EXERCISE TASK. How many lines of the entries below include the word "title"? Answer with the number alone.

(Items from a dataset)
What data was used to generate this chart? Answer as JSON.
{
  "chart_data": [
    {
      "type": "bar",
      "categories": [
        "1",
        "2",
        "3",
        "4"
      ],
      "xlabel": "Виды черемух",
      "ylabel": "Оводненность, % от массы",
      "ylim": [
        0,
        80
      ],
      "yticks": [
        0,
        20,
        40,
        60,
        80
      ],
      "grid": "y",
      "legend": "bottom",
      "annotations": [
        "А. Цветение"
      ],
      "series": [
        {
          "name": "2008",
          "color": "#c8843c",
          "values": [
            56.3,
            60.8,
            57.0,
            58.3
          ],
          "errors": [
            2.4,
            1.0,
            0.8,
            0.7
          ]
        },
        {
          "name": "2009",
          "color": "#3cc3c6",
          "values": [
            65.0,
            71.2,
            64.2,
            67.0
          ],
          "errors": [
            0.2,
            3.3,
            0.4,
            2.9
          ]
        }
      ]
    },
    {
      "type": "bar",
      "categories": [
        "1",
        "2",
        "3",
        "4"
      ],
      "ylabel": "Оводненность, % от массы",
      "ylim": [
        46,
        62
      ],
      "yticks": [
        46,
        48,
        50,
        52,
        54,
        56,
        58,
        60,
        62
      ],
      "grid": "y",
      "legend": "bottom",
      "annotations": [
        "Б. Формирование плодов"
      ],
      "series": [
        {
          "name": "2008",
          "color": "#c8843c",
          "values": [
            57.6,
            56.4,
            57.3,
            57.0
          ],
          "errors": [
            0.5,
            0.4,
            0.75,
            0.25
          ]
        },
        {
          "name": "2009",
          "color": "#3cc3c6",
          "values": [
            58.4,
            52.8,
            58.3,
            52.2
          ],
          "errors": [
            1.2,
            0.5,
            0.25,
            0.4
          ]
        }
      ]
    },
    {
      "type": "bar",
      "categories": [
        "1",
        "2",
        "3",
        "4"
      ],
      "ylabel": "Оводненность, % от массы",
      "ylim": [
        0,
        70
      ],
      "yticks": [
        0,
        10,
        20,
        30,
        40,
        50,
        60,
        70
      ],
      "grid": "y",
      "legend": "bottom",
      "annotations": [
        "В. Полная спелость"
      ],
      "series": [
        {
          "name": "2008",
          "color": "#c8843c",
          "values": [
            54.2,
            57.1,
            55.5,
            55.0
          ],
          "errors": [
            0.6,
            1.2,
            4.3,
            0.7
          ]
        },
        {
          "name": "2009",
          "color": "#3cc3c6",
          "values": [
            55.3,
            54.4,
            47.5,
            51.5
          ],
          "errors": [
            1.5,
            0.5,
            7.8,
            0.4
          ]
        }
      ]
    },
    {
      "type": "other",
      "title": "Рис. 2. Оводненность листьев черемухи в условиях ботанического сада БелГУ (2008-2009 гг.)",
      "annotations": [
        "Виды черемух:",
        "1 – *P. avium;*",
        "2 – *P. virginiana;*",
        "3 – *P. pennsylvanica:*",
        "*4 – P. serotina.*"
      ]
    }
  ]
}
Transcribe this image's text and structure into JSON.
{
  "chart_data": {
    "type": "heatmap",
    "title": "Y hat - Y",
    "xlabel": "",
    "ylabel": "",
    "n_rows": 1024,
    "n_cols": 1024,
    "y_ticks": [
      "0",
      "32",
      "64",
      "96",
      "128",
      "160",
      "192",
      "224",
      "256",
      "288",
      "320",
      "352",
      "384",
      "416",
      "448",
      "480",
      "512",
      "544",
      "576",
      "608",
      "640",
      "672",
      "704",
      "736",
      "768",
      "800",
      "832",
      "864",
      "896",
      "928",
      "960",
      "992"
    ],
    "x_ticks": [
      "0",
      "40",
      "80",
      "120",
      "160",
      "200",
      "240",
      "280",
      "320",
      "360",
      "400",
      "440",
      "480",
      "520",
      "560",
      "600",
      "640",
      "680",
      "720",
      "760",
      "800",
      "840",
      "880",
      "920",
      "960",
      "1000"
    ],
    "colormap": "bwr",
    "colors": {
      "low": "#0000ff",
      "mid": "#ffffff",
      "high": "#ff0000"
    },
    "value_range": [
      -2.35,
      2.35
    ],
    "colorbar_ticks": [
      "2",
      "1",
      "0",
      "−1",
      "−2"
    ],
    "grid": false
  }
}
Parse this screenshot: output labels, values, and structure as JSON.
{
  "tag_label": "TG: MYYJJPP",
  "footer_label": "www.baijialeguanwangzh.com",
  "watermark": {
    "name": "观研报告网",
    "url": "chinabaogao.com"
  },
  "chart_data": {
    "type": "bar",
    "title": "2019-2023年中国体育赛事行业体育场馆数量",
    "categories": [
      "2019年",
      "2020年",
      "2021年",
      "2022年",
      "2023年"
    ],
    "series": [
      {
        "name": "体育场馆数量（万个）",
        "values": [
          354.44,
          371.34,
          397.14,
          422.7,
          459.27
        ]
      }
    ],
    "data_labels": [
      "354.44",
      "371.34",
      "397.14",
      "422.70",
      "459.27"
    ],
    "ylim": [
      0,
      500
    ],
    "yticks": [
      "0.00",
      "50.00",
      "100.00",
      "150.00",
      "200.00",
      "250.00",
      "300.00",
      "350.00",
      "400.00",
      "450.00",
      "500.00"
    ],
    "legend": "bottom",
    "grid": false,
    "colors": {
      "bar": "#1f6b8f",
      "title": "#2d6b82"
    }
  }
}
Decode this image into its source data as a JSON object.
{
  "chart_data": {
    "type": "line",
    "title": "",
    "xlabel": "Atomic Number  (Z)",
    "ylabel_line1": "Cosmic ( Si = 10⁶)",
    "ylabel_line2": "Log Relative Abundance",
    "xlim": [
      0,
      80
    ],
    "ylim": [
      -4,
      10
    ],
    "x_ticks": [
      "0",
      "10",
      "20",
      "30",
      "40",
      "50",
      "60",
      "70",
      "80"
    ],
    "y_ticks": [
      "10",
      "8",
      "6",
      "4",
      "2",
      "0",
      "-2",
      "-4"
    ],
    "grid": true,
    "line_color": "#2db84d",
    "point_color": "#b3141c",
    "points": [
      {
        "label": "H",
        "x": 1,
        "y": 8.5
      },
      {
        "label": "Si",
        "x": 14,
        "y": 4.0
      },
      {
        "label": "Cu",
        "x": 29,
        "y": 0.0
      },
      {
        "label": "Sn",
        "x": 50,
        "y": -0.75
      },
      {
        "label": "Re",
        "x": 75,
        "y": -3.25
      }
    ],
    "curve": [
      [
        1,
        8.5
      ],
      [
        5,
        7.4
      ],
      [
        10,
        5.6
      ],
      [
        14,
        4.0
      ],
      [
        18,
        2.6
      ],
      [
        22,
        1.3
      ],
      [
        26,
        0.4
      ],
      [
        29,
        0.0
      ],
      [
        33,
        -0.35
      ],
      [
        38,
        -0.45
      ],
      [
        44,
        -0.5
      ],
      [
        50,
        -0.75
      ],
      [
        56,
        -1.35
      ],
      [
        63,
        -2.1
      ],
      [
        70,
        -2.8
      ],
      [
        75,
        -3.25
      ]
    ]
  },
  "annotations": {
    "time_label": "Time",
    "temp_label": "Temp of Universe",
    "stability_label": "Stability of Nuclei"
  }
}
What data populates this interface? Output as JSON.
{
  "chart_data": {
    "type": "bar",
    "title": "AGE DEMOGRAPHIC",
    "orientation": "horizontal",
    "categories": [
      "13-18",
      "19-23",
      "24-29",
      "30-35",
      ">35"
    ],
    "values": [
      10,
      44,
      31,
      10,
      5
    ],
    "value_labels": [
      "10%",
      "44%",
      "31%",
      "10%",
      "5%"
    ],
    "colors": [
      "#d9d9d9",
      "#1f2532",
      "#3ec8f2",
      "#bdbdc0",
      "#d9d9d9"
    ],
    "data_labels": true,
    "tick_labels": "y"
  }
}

COMPLETED TASK. 6